→ **Exercise**: Extract every line of the entries below word for word, omitting the pictures from your answer.

Bounding box entries:
_ _ _ _ _ _ _

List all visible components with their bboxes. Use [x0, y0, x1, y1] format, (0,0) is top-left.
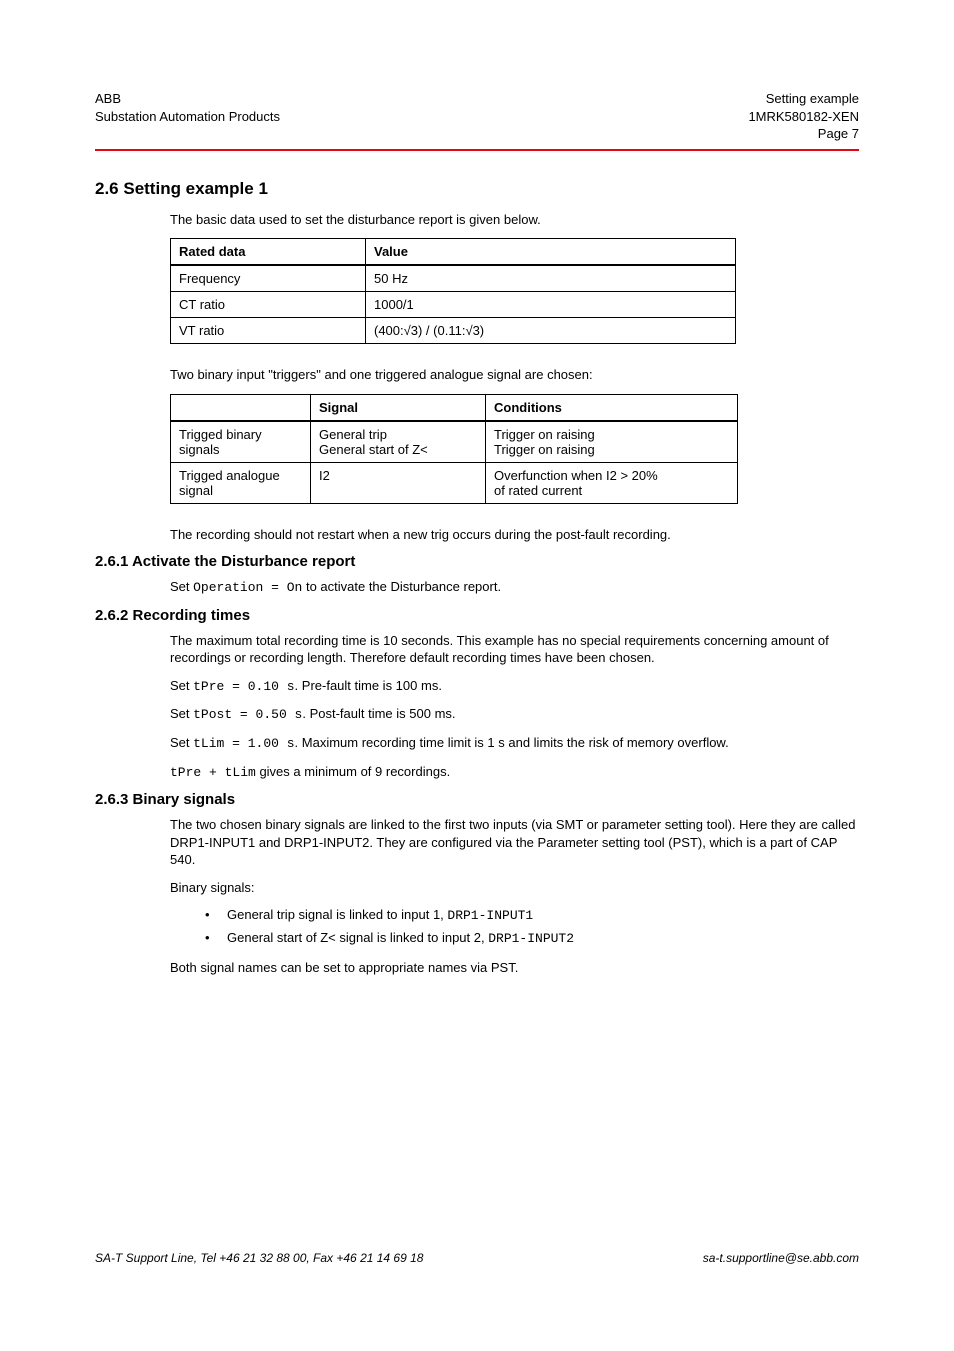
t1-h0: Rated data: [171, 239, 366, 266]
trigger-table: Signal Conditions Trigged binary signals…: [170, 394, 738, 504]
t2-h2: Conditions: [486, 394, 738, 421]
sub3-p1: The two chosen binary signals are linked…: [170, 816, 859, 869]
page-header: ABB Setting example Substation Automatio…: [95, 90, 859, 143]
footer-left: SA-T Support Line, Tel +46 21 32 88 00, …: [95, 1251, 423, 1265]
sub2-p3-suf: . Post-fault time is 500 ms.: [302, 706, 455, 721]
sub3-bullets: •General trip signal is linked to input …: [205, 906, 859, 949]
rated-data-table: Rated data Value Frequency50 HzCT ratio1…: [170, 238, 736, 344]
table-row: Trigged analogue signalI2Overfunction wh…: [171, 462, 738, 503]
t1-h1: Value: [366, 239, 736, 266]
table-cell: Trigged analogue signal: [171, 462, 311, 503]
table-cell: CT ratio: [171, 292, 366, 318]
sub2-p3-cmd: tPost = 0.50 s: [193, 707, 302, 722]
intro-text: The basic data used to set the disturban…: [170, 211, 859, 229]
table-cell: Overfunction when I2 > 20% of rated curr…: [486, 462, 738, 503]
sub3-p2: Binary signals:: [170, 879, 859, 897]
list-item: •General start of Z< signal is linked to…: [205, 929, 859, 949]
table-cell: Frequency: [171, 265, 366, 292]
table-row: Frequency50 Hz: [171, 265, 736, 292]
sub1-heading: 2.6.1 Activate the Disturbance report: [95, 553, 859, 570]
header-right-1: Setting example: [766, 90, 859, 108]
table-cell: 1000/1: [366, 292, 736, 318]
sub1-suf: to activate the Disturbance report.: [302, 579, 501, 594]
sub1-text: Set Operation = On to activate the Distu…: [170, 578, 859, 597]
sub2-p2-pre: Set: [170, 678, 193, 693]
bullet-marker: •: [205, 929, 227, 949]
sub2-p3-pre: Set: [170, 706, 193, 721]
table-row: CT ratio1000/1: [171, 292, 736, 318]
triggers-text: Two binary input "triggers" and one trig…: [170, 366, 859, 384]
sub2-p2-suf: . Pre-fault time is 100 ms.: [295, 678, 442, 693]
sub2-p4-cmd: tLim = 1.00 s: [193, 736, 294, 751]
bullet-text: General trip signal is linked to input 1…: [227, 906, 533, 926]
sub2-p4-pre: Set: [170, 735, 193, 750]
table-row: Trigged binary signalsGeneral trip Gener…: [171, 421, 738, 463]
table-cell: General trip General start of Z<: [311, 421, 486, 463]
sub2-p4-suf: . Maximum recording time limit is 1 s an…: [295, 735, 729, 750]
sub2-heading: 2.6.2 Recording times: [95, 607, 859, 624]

_ _ _ _ _ _ _

→ **Written response**:
List all visible components with their bboxes. Use [x0, y0, x1, y1] format, (0,0) is top-left.
t1-h0: Rated data: [171, 239, 366, 266]
trigger-table: Signal Conditions Trigged binary signals…: [170, 394, 738, 504]
t2-h2: Conditions: [486, 394, 738, 421]
sub3-p1: The two chosen binary signals are linked…: [170, 816, 859, 869]
page-header: ABB Setting example Substation Automatio…: [95, 90, 859, 143]
footer-left: SA-T Support Line, Tel +46 21 32 88 00, …: [95, 1251, 423, 1265]
sub2-p3-suf: . Post-fault time is 500 ms.: [302, 706, 455, 721]
sub3-bullets: •General trip signal is linked to input …: [205, 906, 859, 949]
rated-data-table: Rated data Value Frequency50 HzCT ratio1…: [170, 238, 736, 344]
table-row: Trigged analogue signalI2Overfunction wh…: [171, 462, 738, 503]
t1-h1: Value: [366, 239, 736, 266]
table-cell: Trigged analogue signal: [171, 462, 311, 503]
table-cell: CT ratio: [171, 292, 366, 318]
sub2-p3-cmd: tPost = 0.50 s: [193, 707, 302, 722]
intro-text: The basic data used to set the disturban…: [170, 211, 859, 229]
table-cell: Overfunction when I2 > 20% of rated curr…: [486, 462, 738, 503]
sub3-p2: Binary signals:: [170, 879, 859, 897]
list-item: •General start of Z< signal is linked to…: [205, 929, 859, 949]
table-cell: Frequency: [171, 265, 366, 292]
table-row: Frequency50 Hz: [171, 265, 736, 292]
sub1-heading: 2.6.1 Activate the Disturbance report: [95, 553, 859, 570]
header-right-1: Setting example: [766, 90, 859, 108]
table-cell: 1000/1: [366, 292, 736, 318]
sub1-suf: to activate the Disturbance report.: [302, 579, 501, 594]
sub1-text: Set Operation = On to activate the Distu…: [170, 578, 859, 597]
sub2-p2-pre: Set: [170, 678, 193, 693]
bullet-marker: •: [205, 929, 227, 949]
sub2-p3-pre: Set: [170, 706, 193, 721]
table-row: CT ratio1000/1: [171, 292, 736, 318]
triggers-text: Two binary input "triggers" and one trig…: [170, 366, 859, 384]
sub2-p2-suf: . Pre-fault time is 100 ms.: [295, 678, 442, 693]
sub2-p4-cmd: tLim = 1.00 s: [193, 736, 294, 751]
bullet-text: General trip signal is linked to input 1…: [227, 906, 533, 926]
sub2-p4-pre: Set: [170, 735, 193, 750]
table-row: Trigged binary signalsGeneral trip Gener…: [171, 421, 738, 463]
table-cell: General trip General start of Z<: [311, 421, 486, 463]
sub2-p4-suf: . Maximum recording time limit is 1 s an…: [295, 735, 729, 750]
sub2-heading: 2.6.2 Recording times: [95, 607, 859, 624]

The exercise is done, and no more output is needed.